[EXTRACTED MATERIAL]
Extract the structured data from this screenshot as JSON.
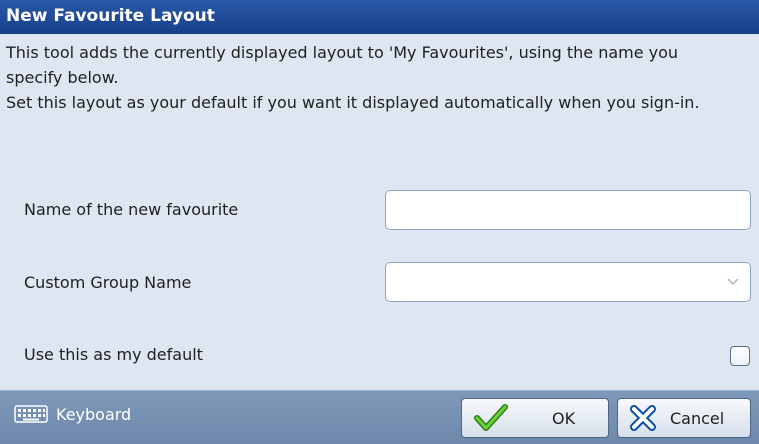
{
  "dialog": {
    "title": "New Favourite Layout",
    "description_line1": "This tool adds the currently displayed layout to 'My Favourites', using the name you specify below.",
    "description_line2": "Set this layout as your default if you want it displayed automatically when you sign-in."
  },
  "form": {
    "name_label": "Name of the new favourite",
    "name_value": "",
    "group_label": "Custom Group Name",
    "group_value": "",
    "default_label": "Use this as my default",
    "default_checked": false
  },
  "footer": {
    "keyboard_label": "Keyboard",
    "keyboard_icon": "keyboard-icon",
    "ok_label": "OK",
    "ok_icon": "checkmark-icon",
    "cancel_label": "Cancel",
    "cancel_icon": "cross-icon"
  },
  "colors": {
    "titlebar": "#1f4a95",
    "body_bg": "#dde6f1",
    "footer_bg": "#7790b3",
    "ok_check": "#3fae1c",
    "cancel_cross": "#1f6fd0"
  }
}
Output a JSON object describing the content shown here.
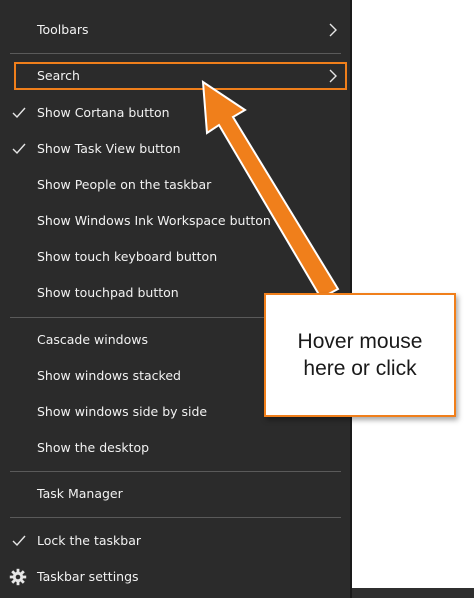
{
  "menu": {
    "items": [
      {
        "label": "Toolbars",
        "checked": false,
        "submenu": true
      },
      {
        "label": "Search",
        "checked": false,
        "submenu": true
      },
      {
        "label": "Show Cortana button",
        "checked": true,
        "submenu": false
      },
      {
        "label": "Show Task View button",
        "checked": true,
        "submenu": false
      },
      {
        "label": "Show People on the taskbar",
        "checked": false,
        "submenu": false
      },
      {
        "label": "Show Windows Ink Workspace button",
        "checked": false,
        "submenu": false
      },
      {
        "label": "Show touch keyboard button",
        "checked": false,
        "submenu": false
      },
      {
        "label": "Show touchpad button",
        "checked": false,
        "submenu": false
      },
      {
        "label": "Cascade windows",
        "checked": false,
        "submenu": false
      },
      {
        "label": "Show windows stacked",
        "checked": false,
        "submenu": false
      },
      {
        "label": "Show windows side by side",
        "checked": false,
        "submenu": false
      },
      {
        "label": "Show the desktop",
        "checked": false,
        "submenu": false
      },
      {
        "label": "Task Manager",
        "checked": false,
        "submenu": false
      },
      {
        "label": "Lock the taskbar",
        "checked": true,
        "submenu": false
      },
      {
        "label": "Taskbar settings",
        "checked": false,
        "submenu": false,
        "icon": "gear-icon"
      }
    ]
  },
  "callout": {
    "text": "Hover mouse\nhere or click"
  },
  "colors": {
    "menu_background": "#2b2b2b",
    "menu_text": "#f2f2f2",
    "separator": "#5a5a5a",
    "accent_orange": "#f07f1b"
  }
}
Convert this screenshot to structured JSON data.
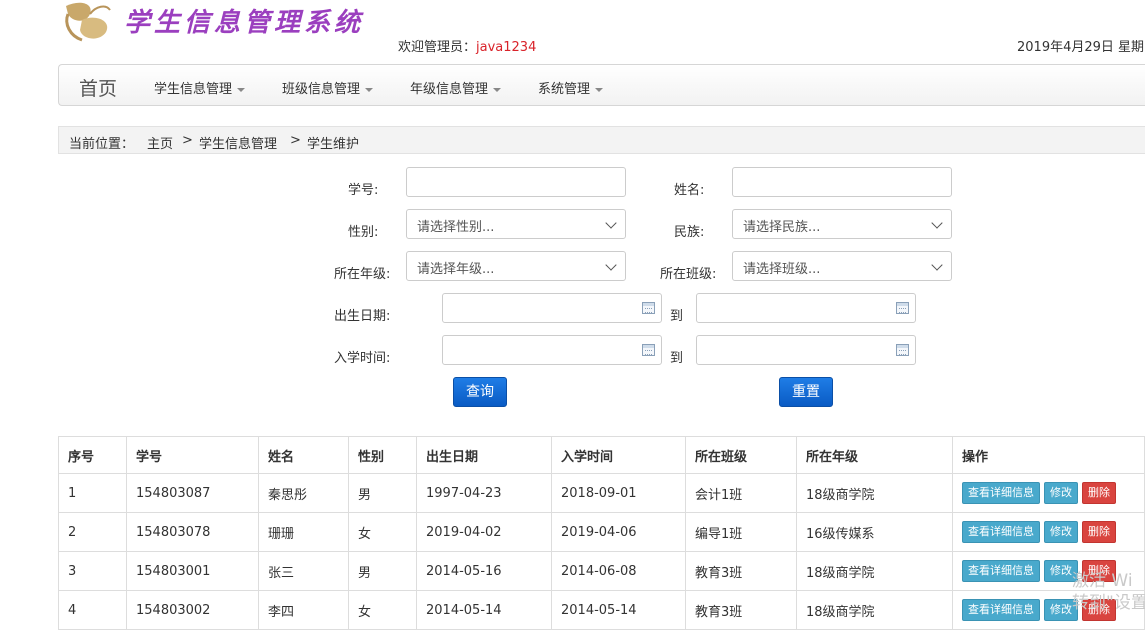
{
  "header": {
    "logo_text": "学生信息管理系统",
    "welcome_label": "欢迎管理员：",
    "username": "java1234",
    "date": "2019年4月29日 星期"
  },
  "navbar": {
    "brand": "首页",
    "items": [
      {
        "label": "学生信息管理"
      },
      {
        "label": "班级信息管理"
      },
      {
        "label": "年级信息管理"
      },
      {
        "label": "系统管理"
      }
    ]
  },
  "breadcrumb": {
    "prefix": "当前位置：",
    "items": [
      "主页",
      "学生信息管理",
      "学生维护"
    ],
    "separator": ">"
  },
  "search_form": {
    "student_id_label": "学号:",
    "student_id_value": "",
    "name_label": "姓名:",
    "name_value": "",
    "gender_label": "性别:",
    "gender_placeholder": "请选择性别...",
    "ethnicity_label": "民族:",
    "ethnicity_placeholder": "请选择民族...",
    "grade_label": "所在年级:",
    "grade_placeholder": "请选择年级...",
    "class_label": "所在班级:",
    "class_placeholder": "请选择班级...",
    "birth_label": "出生日期:",
    "enroll_label": "入学时间:",
    "to_label": "到",
    "query_button": "查询",
    "reset_button": "重置"
  },
  "table": {
    "headers": [
      "序号",
      "学号",
      "姓名",
      "性别",
      "出生日期",
      "入学时间",
      "所在班级",
      "所在年级",
      "操作"
    ],
    "rows": [
      [
        "1",
        "154803087",
        "秦思彤",
        "男",
        "1997-04-23",
        "2018-09-01",
        "会计1班",
        "18级商学院"
      ],
      [
        "2",
        "154803078",
        "珊珊",
        "女",
        "2019-04-02",
        "2019-04-06",
        "编导1班",
        "16级传媒系"
      ],
      [
        "3",
        "154803001",
        "张三",
        "男",
        "2014-05-16",
        "2014-06-08",
        "教育3班",
        "18级商学院"
      ],
      [
        "4",
        "154803002",
        "李四",
        "女",
        "2014-05-14",
        "2014-05-14",
        "教育3班",
        "18级商学院"
      ]
    ],
    "actions": {
      "detail": "查看详细信息",
      "edit": "修改",
      "delete": "删除"
    }
  },
  "watermark": {
    "line1": "激活 Wi",
    "line2": "转到\"设置\""
  },
  "colors": {
    "accent_primary": "#0a5bc4",
    "username": "#d9232a",
    "logo_text": "#9b3fbf",
    "info_button": "#49a9cc",
    "danger_button": "#d9443f"
  }
}
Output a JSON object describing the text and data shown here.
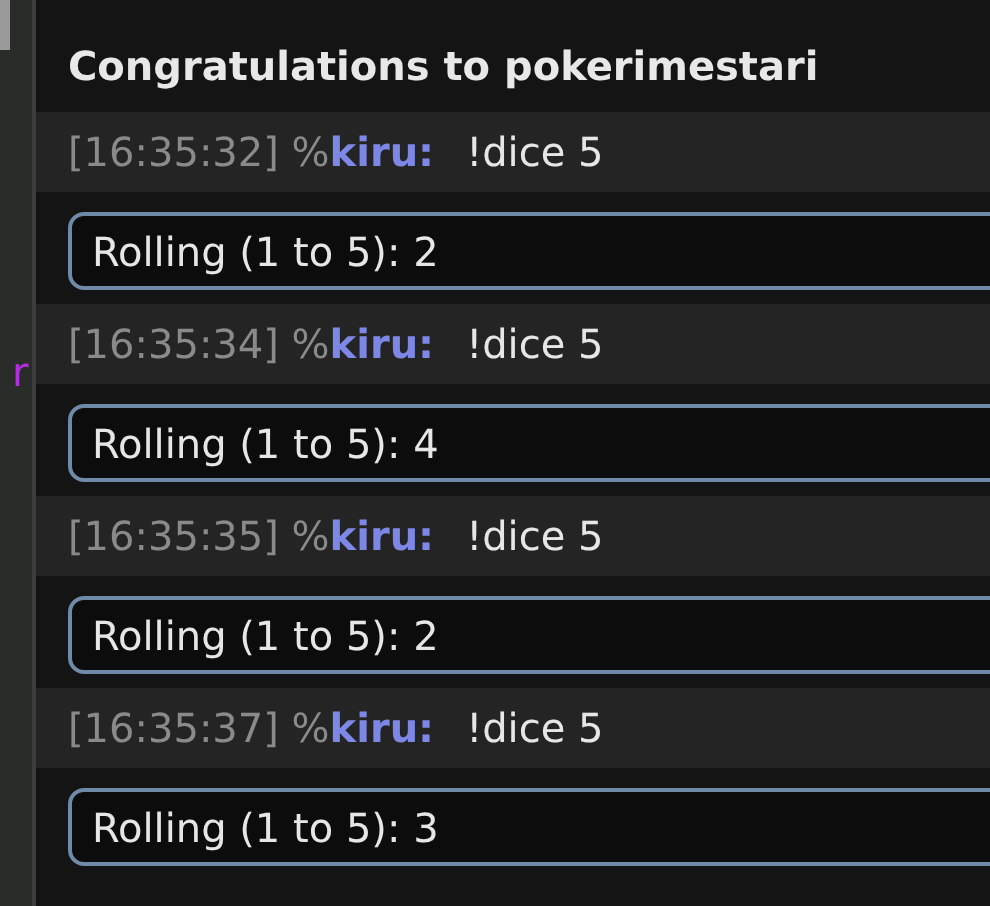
{
  "sidebar": {
    "text": "r"
  },
  "heading": "Congratulations to pokerimestari",
  "messages": [
    {
      "time": "[16:35:32]",
      "rank": "%",
      "user": "kiru:",
      "text": "!dice 5",
      "result": "Rolling (1 to 5): 2"
    },
    {
      "time": "[16:35:34]",
      "rank": "%",
      "user": "kiru:",
      "text": "!dice 5",
      "result": "Rolling (1 to 5): 4"
    },
    {
      "time": "[16:35:35]",
      "rank": "%",
      "user": "kiru:",
      "text": "!dice 5",
      "result": "Rolling (1 to 5): 2"
    },
    {
      "time": "[16:35:37]",
      "rank": "%",
      "user": "kiru:",
      "text": "!dice 5",
      "result": "Rolling (1 to 5): 3"
    }
  ]
}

[INSTRUCTIONS FOR THE TASK] Note each line of the entries that has "displayed" in it, and copy those lines.

[TASK SOLUTION]
    "description_line1": "This tool adds the currently displayed layout to 'My Favourites', using the name you specify below.",
    "description_line2": "Set this layout as your default if you want it displayed automatically when you sign-in."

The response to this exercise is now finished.